10 北場(2002)参照。北海道のいわゆる痴呆老人のグループホーム、訪問介護事業者の法人格についての調査が行われている。それによると、訪問介護事業者は、株式会社20.6%、社会福祉協議会20%、有限会社10.6%、社会福祉法人は11.6%である。グループホームでは、有限会社30.9%、医療法人23%、社会福祉法人19.4%、株式会社12.9%である。このことから、サービスの類型にもよるが、今や福祉業界は社会福祉法人だけが主流ではないことが分かる。
11 小笠原(2002)参照。社会福祉法人などは行政の計画前置主義のもとでコントロールされる。例えば老人福祉法は、都道府県計画の達成という観点から数値目標を上回る養護老人ホームなどの認可を抑制する傾向があった。そして、今日、介護保険制度の下で供給体制強化が課題になっていても、広域単位での数値目標を上回る新規認可には慎重である。あるいは、施設は法令や通知によって様々な指導が施され、規制されている。
12 例えば、椋野(2003 ,P.34)では「株式会社やNPOは、社会福祉法人と違って参入するにも認可の必要がなく届け出できるので、弾力的に迅速に事業開始ができます。そういう意味では、迅速性、弾力性のメリットは社会福祉法人よりは高い」と述べ、今までは社会福祉法人が比較される相手は公立施設であったが、今や事業主体として優劣を比較される相手は株式会社であることを十分認識していただきたいと力説している。

**課題:** 本文によると、北海道のグループホームで割合が最も高い法人格は何ですか。 記録は本文とは別の資料から採られたものです。

**記録一覧:**
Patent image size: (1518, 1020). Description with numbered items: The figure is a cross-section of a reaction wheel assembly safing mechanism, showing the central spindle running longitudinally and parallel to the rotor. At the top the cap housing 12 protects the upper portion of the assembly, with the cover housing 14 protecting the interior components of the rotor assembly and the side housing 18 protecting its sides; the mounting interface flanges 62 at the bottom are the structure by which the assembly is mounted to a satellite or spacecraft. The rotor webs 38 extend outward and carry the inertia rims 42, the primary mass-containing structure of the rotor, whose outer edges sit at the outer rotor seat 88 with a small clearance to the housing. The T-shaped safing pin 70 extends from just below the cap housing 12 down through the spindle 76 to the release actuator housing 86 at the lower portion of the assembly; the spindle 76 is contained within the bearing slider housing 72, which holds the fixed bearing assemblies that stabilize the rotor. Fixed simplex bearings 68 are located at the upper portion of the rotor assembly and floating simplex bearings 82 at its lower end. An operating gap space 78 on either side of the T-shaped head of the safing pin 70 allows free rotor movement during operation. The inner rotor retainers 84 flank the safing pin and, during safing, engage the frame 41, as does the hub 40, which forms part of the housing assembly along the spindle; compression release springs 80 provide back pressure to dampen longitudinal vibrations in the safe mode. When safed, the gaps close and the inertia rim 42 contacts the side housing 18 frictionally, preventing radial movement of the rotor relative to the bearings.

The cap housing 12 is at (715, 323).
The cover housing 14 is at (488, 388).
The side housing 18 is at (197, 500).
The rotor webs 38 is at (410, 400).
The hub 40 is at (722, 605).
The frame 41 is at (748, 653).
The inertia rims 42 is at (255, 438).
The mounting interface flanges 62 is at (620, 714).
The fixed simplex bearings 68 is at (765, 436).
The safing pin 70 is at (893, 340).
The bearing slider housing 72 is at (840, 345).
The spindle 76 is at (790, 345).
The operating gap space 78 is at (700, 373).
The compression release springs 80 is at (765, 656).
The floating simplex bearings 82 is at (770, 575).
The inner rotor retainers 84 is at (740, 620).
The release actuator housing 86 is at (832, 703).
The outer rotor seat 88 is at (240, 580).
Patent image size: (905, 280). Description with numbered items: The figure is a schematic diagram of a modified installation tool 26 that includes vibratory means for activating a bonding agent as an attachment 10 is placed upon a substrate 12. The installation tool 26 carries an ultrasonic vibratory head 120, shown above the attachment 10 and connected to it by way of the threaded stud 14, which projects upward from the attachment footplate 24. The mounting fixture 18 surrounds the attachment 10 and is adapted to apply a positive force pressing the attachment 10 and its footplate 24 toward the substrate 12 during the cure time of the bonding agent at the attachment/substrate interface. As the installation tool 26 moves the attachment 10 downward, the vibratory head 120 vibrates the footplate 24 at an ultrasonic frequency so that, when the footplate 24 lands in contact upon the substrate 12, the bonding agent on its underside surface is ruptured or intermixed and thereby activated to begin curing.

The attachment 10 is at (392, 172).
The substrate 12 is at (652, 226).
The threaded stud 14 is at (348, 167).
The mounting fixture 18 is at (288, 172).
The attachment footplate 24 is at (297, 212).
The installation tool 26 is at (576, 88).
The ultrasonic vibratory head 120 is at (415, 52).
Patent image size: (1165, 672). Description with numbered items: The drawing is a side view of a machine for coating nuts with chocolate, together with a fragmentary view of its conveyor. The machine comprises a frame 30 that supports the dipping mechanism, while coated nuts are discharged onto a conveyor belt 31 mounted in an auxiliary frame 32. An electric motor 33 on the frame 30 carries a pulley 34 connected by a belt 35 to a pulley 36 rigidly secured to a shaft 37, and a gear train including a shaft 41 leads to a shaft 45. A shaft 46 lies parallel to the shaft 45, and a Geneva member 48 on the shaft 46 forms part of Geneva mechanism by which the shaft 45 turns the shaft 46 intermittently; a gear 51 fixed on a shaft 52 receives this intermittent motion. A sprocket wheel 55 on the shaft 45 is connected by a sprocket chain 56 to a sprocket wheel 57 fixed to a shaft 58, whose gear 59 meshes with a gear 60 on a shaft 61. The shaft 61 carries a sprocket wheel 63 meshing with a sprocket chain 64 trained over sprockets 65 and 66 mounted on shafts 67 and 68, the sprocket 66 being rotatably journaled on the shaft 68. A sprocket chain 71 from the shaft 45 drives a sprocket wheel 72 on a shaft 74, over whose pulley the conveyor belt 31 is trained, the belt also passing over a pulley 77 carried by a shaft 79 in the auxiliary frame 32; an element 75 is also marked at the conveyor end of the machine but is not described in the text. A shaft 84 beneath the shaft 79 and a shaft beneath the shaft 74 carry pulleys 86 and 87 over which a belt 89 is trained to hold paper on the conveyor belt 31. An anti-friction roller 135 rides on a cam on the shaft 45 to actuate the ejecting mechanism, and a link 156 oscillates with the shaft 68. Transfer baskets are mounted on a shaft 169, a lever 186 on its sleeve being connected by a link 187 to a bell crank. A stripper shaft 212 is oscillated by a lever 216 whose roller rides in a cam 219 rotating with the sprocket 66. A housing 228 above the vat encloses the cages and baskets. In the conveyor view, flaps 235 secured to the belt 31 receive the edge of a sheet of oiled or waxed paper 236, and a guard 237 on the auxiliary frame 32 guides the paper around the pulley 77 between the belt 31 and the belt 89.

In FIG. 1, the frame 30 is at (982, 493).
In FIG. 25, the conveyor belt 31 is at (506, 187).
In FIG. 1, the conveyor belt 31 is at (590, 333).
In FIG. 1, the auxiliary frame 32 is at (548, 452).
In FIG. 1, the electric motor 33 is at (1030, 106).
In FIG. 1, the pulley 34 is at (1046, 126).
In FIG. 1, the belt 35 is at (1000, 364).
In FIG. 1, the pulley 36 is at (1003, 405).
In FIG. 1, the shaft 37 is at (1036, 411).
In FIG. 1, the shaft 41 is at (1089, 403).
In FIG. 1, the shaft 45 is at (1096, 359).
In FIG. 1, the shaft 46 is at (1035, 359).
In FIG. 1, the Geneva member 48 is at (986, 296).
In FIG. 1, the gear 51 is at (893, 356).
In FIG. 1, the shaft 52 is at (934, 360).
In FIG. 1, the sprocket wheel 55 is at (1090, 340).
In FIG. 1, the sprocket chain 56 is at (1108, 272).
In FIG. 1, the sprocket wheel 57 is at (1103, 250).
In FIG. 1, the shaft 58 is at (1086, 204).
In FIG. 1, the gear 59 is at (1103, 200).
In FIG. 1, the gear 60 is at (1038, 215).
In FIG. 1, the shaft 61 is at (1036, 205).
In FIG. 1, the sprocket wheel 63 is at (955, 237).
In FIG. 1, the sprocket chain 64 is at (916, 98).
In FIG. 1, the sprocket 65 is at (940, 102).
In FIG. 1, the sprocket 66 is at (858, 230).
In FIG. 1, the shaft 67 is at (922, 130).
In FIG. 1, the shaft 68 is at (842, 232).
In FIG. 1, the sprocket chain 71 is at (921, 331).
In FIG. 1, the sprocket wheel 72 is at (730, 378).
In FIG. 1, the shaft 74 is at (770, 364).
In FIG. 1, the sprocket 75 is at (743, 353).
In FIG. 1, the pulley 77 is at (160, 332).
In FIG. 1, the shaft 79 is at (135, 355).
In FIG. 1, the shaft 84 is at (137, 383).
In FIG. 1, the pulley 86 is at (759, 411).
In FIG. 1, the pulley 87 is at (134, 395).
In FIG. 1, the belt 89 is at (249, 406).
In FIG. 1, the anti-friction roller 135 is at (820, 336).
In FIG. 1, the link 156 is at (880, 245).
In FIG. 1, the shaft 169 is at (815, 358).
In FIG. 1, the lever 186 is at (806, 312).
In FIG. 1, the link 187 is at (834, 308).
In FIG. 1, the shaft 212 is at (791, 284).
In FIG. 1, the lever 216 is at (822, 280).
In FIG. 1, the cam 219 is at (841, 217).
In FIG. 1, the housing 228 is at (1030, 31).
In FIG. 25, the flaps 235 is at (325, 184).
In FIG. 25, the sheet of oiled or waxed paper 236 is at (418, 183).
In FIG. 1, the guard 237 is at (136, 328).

**解答:** 有限会社で、30.9%です。